■ **YOUR GOAL**
Find the lines that include the string "fine" and report how many there are. Give no other text.

■ **MATERIAL FOR THE TASK**
____________________

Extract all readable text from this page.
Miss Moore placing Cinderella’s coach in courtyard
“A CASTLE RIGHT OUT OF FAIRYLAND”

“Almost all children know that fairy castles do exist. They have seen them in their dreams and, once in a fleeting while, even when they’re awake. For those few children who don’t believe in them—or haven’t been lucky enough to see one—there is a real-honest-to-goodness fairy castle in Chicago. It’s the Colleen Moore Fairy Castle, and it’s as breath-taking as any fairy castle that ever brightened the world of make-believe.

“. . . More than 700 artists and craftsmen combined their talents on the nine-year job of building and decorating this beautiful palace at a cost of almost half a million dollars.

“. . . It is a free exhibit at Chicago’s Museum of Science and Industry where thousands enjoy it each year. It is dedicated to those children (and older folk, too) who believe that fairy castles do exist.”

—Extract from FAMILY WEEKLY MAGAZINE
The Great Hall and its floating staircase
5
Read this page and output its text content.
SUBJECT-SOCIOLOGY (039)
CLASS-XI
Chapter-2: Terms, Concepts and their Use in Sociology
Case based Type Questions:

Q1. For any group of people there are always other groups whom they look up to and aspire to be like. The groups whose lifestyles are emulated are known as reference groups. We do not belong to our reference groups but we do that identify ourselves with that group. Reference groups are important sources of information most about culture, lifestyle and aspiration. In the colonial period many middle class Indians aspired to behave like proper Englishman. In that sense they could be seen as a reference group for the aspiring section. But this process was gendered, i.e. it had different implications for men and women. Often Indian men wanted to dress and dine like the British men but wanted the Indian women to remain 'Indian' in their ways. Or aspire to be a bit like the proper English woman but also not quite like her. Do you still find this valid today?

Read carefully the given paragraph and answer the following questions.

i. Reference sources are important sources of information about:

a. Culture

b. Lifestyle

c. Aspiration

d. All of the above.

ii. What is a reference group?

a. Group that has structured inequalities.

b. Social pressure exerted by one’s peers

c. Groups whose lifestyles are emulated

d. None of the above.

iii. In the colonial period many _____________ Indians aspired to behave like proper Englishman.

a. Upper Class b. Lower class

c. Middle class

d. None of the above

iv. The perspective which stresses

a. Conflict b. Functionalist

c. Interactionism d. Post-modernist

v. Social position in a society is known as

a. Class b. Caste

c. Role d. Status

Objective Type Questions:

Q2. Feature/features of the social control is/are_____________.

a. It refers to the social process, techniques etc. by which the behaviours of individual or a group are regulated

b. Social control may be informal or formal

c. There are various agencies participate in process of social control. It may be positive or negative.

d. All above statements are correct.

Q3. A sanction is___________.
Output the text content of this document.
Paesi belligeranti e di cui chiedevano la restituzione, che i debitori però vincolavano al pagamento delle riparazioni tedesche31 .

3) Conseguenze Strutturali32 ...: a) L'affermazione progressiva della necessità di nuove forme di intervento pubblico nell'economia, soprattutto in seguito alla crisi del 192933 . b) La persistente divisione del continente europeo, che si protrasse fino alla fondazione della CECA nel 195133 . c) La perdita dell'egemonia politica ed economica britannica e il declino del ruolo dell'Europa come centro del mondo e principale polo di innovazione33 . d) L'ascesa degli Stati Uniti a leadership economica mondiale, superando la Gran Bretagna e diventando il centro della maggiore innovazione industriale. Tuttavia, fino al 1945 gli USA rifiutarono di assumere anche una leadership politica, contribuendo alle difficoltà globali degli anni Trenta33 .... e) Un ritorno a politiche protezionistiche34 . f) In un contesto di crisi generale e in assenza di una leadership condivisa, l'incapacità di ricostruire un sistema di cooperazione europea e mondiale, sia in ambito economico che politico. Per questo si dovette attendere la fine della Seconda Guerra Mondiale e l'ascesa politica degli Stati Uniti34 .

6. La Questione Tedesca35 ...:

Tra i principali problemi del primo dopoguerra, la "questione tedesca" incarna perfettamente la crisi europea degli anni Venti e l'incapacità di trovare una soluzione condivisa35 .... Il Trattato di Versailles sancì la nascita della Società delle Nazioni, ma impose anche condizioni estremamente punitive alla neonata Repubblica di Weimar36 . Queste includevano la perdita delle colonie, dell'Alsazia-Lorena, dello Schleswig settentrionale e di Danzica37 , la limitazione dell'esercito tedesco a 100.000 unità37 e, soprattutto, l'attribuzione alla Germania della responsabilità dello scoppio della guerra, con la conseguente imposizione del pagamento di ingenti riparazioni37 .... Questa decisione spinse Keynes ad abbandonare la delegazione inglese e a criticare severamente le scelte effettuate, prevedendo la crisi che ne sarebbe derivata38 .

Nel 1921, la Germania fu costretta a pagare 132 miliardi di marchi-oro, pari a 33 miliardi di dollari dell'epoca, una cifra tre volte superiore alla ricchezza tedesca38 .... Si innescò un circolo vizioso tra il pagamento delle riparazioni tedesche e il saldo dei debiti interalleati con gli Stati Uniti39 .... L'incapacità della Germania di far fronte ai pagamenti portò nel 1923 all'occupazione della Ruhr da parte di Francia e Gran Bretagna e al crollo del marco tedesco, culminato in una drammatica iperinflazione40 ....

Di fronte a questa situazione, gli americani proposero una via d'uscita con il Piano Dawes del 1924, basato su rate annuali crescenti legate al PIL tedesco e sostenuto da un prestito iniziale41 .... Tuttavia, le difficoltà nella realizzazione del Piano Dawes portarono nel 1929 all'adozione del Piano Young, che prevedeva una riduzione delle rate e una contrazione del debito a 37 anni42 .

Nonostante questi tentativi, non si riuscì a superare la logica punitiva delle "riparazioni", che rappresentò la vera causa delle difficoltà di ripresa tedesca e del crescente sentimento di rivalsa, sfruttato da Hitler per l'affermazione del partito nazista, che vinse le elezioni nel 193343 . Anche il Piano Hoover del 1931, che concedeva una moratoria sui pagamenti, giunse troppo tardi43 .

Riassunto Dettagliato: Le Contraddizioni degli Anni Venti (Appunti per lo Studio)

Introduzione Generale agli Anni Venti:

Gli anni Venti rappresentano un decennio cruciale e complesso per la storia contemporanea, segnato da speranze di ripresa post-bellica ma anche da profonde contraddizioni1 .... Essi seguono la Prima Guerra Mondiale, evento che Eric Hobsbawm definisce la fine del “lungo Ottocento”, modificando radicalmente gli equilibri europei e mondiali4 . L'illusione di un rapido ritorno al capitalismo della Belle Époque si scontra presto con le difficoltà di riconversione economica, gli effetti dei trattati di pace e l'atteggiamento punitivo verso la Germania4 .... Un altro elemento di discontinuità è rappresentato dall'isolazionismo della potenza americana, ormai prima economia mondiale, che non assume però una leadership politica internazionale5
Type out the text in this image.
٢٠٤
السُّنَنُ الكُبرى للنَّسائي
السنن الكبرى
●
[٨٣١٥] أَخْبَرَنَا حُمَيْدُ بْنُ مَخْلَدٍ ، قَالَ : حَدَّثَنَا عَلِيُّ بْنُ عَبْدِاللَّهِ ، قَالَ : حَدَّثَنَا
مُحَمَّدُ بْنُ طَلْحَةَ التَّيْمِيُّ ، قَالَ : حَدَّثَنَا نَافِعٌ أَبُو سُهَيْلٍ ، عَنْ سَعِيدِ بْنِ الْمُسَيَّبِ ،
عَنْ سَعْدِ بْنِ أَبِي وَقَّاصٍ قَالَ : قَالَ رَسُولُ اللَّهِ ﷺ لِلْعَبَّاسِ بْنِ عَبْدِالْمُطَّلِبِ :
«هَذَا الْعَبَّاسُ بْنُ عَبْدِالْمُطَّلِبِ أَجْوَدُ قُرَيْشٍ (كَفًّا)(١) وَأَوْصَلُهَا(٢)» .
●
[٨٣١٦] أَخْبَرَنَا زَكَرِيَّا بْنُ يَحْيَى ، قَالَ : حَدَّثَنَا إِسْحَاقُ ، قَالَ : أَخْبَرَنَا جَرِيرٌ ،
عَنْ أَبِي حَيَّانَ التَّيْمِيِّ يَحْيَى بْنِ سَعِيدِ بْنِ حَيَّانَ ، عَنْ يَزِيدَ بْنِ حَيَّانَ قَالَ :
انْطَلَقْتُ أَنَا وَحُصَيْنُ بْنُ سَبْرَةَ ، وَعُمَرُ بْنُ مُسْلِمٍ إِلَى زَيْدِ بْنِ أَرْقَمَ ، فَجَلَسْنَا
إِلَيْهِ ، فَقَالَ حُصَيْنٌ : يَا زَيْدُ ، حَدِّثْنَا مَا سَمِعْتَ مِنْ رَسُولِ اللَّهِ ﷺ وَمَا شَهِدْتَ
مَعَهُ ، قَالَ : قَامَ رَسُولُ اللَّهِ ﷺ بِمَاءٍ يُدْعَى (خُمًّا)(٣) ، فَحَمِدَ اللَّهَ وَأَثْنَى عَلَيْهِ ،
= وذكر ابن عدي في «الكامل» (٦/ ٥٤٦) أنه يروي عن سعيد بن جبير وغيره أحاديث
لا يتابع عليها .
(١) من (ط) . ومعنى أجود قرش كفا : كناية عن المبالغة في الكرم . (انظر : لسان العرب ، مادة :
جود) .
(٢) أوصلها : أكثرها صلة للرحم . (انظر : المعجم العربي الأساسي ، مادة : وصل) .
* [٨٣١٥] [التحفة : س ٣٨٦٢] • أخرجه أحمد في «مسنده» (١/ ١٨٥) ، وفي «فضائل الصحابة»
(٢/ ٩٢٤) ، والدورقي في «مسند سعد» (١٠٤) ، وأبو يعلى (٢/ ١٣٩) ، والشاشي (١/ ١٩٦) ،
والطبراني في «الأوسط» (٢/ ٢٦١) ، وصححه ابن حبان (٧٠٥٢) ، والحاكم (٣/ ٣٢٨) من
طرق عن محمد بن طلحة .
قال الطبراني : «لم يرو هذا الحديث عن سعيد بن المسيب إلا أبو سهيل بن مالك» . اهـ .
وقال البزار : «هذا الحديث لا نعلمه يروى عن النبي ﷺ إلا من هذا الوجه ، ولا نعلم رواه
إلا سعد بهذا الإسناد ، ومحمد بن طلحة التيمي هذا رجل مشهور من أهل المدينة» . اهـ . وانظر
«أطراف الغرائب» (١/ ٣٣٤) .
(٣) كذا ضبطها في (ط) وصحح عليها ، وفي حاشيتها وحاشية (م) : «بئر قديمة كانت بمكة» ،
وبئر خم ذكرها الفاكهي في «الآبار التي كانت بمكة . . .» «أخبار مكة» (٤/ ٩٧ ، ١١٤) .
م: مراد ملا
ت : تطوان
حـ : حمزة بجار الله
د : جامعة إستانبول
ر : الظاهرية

____________________

■ **COMPLETE OUTPUT**
2